▶ _What is expected_
All of the data below must be repeated exactly.

[Dataset records]

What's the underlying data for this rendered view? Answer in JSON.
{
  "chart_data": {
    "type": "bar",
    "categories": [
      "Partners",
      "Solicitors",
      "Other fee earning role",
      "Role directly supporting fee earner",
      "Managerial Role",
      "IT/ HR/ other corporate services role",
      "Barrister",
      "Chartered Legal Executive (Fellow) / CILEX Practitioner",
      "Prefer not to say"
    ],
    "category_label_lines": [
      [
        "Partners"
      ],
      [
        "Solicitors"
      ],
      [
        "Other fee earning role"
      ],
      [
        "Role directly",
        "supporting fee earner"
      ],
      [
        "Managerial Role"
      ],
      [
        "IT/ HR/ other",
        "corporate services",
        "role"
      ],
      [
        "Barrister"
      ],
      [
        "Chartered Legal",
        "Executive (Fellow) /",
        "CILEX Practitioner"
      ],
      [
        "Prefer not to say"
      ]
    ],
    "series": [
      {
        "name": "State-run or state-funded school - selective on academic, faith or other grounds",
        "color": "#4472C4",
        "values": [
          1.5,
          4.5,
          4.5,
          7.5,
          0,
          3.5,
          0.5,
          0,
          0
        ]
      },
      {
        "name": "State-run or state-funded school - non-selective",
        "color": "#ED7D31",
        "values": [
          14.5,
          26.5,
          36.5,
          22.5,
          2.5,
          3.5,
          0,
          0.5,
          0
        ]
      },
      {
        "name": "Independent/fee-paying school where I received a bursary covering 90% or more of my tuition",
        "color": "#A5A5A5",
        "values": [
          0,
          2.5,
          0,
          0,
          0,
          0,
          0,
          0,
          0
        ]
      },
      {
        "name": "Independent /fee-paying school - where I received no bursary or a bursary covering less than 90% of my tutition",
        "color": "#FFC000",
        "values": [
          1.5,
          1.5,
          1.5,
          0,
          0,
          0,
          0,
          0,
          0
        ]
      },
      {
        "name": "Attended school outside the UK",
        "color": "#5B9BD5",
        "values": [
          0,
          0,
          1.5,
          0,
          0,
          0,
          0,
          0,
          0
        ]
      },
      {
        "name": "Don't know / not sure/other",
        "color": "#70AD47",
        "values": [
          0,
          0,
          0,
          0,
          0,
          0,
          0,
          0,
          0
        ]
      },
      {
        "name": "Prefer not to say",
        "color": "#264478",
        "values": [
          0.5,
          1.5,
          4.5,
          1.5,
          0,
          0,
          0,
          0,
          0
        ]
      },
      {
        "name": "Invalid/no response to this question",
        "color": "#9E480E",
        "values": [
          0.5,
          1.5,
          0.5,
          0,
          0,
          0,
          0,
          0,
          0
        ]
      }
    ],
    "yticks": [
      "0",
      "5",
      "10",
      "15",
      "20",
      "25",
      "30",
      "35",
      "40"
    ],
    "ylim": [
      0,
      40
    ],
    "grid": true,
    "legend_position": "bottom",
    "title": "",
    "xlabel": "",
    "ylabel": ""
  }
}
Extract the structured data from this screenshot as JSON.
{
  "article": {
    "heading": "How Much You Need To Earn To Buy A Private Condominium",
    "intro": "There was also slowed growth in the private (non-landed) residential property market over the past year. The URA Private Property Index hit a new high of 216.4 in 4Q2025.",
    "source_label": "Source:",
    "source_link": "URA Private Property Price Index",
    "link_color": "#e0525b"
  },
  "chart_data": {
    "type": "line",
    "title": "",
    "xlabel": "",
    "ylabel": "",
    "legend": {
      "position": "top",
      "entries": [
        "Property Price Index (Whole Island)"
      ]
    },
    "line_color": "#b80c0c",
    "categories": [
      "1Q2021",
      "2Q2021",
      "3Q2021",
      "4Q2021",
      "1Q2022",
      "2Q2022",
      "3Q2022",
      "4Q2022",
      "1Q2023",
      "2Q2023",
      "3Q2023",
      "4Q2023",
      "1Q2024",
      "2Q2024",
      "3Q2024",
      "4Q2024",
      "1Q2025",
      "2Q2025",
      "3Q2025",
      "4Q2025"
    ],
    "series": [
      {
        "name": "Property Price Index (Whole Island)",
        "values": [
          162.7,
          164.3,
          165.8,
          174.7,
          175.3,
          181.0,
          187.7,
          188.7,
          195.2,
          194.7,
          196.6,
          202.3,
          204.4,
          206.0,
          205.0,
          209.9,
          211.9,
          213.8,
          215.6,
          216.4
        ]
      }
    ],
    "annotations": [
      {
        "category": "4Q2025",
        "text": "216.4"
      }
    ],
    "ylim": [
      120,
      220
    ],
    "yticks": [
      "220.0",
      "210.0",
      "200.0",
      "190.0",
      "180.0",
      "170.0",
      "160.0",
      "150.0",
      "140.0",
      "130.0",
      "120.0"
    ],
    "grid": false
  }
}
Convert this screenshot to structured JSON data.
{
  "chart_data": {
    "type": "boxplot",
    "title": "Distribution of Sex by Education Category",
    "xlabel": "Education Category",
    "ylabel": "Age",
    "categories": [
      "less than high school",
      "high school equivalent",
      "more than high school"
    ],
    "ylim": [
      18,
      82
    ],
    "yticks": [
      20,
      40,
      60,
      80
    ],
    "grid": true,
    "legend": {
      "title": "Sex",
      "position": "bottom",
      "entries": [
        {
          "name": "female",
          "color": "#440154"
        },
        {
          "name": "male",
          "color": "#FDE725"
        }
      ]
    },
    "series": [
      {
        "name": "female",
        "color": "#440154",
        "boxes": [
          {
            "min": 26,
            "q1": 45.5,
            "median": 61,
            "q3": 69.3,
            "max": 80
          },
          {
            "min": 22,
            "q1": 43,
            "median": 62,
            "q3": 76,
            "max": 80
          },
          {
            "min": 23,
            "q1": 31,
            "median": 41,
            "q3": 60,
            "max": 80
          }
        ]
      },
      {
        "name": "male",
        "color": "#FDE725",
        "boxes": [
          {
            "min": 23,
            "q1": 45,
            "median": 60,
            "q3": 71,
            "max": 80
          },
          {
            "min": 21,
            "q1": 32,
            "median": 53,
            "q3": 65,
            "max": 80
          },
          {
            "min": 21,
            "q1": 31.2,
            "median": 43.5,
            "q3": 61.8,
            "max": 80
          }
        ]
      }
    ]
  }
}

▶ _Answer to the problem_
What's the underlying data for this rendered view? Answer in JSON.
{
  "chart_data": {
    "type": "bar",
    "categories": [
      "Partners",
      "Solicitors",
      "Other fee earning role",
      "Role directly supporting fee earner",
      "Managerial Role",
      "IT/ HR/ other corporate services role",
      "Barrister",
      "Chartered Legal Executive (Fellow) / CILEX Practitioner",
      "Prefer not to say"
    ],
    "category_label_lines": [
      [
        "Partners"
      ],
      [
        "Solicitors"
      ],
      [
        "Other fee earning role"
      ],
      [
        "Role directly",
        "supporting fee earner"
      ],
      [
        "Managerial Role"
      ],
      [
        "IT/ HR/ other",
        "corporate services",
        "role"
      ],
      [
        "Barrister"
      ],
      [
        "Chartered Legal",
        "Executive (Fellow) /",
        "CILEX Practitioner"
      ],
      [
        "Prefer not to say"
      ]
    ],
    "series": [
      {
        "name": "State-run or state-funded school - selective on academic, faith or other grounds",
        "color": "#4472C4",
        "values": [
          1.5,
          4.5,
          4.5,
          7.5,
          0,
          3.5,
          0.5,
          0,
          0
        ]
      },
      {
        "name": "State-run or state-funded school - non-selective",
        "color": "#ED7D31",
        "values": [
          14.5,
          26.5,
          36.5,
          22.5,
          2.5,
          3.5,
          0,
          0.5,
          0
        ]
      },
      {
        "name": "Independent/fee-paying school where I received a bursary covering 90% or more of my tuition",
        "color": "#A5A5A5",
        "values": [
          0,
          2.5,
          0,
          0,
          0,
          0,
          0,
          0,
          0
        ]
      },
      {
        "name": "Independent /fee-paying school - where I received no bursary or a bursary covering less than 90% of my tutition",
        "color": "#FFC000",
        "values": [
          1.5,
          1.5,
          1.5,
          0,
          0,
          0,
          0,
          0,
          0
        ]
      },
      {
        "name": "Attended school outside the UK",
        "color": "#5B9BD5",
        "values": [
          0,
          0,
          1.5,
          0,
          0,
          0,
          0,
          0,
          0
        ]
      },
      {
        "name": "Don't know / not sure/other",
        "color": "#70AD47",
        "values": [
          0,
          0,
          0,
          0,
          0,
          0,
          0,
          0,
          0
        ]
      },
      {
        "name": "Prefer not to say",
        "color": "#264478",
        "values": [
          0.5,
          1.5,
          4.5,
          1.5,
          0,
          0,
          0,
          0,
          0
        ]
      },
      {
        "name": "Invalid/no response to this question",
        "color": "#9E480E",
        "values": [
          0.5,
          1.5,
          0.5,
          0,
          0,
          0,
          0,
          0,
          0
        ]
      }
    ],
    "yticks": [
      "0",
      "5",
      "10",
      "15",
      "20",
      "25",
      "30",
      "35",
      "40"
    ],
    "ylim": [
      0,
      40
    ],
    "grid": true,
    "legend_position": "bottom",
    "title": "",
    "xlabel": "",
    "ylabel": ""
  }
}
Extract the structured data from this screenshot as JSON.
{
  "article": {
    "heading": "How Much You Need To Earn To Buy A Private Condominium",
    "intro": "There was also slowed growth in the private (non-landed) residential property market over the past year. The URA Private Property Index hit a new high of 216.4 in 4Q2025.",
    "source_label": "Source:",
    "source_link": "URA Private Property Price Index",
    "link_color": "#e0525b"
  },
  "chart_data": {
    "type": "line",
    "title": "",
    "xlabel": "",
    "ylabel": "",
    "legend": {
      "position": "top",
      "entries": [
        "Property Price Index (Whole Island)"
      ]
    },
    "line_color": "#b80c0c",
    "categories": [
      "1Q2021",
      "2Q2021",
      "3Q2021",
      "4Q2021",
      "1Q2022",
      "2Q2022",
      "3Q2022",
      "4Q2022",
      "1Q2023",
      "2Q2023",
      "3Q2023",
      "4Q2023",
      "1Q2024",
      "2Q2024",
      "3Q2024",
      "4Q2024",
      "1Q2025",
      "2Q2025",
      "3Q2025",
      "4Q2025"
    ],
    "series": [
      {
        "name": "Property Price Index (Whole Island)",
        "values": [
          162.7,
          164.3,
          165.8,
          174.7,
          175.3,
          181.0,
          187.7,
          188.7,
          195.2,
          194.7,
          196.6,
          202.3,
          204.4,
          206.0,
          205.0,
          209.9,
          211.9,
          213.8,
          215.6,
          216.4
        ]
      }
    ],
    "annotations": [
      {
        "category": "4Q2025",
        "text": "216.4"
      }
    ],
    "ylim": [
      120,
      220
    ],
    "yticks": [
      "220.0",
      "210.0",
      "200.0",
      "190.0",
      "180.0",
      "170.0",
      "160.0",
      "150.0",
      "140.0",
      "130.0",
      "120.0"
    ],
    "grid": false
  }
}
Convert this screenshot to structured JSON data.
{
  "chart_data": {
    "type": "boxplot",
    "title": "Distribution of Sex by Education Category",
    "xlabel": "Education Category",
    "ylabel": "Age",
    "categories": [
      "less than high school",
      "high school equivalent",
      "more than high school"
    ],
    "ylim": [
      18,
      82
    ],
    "yticks": [
      20,
      40,
      60,
      80
    ],
    "grid": true,
    "legend": {
      "title": "Sex",
      "position": "bottom",
      "entries": [
        {
          "name": "female",
          "color": "#440154"
        },
        {
          "name": "male",
          "color": "#FDE725"
        }
      ]
    },
    "series": [
      {
        "name": "female",
        "color": "#440154",
        "boxes": [
          {
            "min": 26,
            "q1": 45.5,
            "median": 61,
            "q3": 69.3,
            "max": 80
          },
          {
            "min": 22,
            "q1": 43,
            "median": 62,
            "q3": 76,
            "max": 80
          },
          {
            "min": 23,
            "q1": 31,
            "median": 41,
            "q3": 60,
            "max": 80
          }
        ]
      },
      {
        "name": "male",
        "color": "#FDE725",
        "boxes": [
          {
            "min": 23,
            "q1": 45,
            "median": 60,
            "q3": 71,
            "max": 80
          },
          {
            "min": 21,
            "q1": 32,
            "median": 53,
            "q3": 65,
            "max": 80
          },
          {
            "min": 21,
            "q1": 31.2,
            "median": 43.5,
            "q3": 61.8,
            "max": 80
          }
        ]
      }
    ]
  }
}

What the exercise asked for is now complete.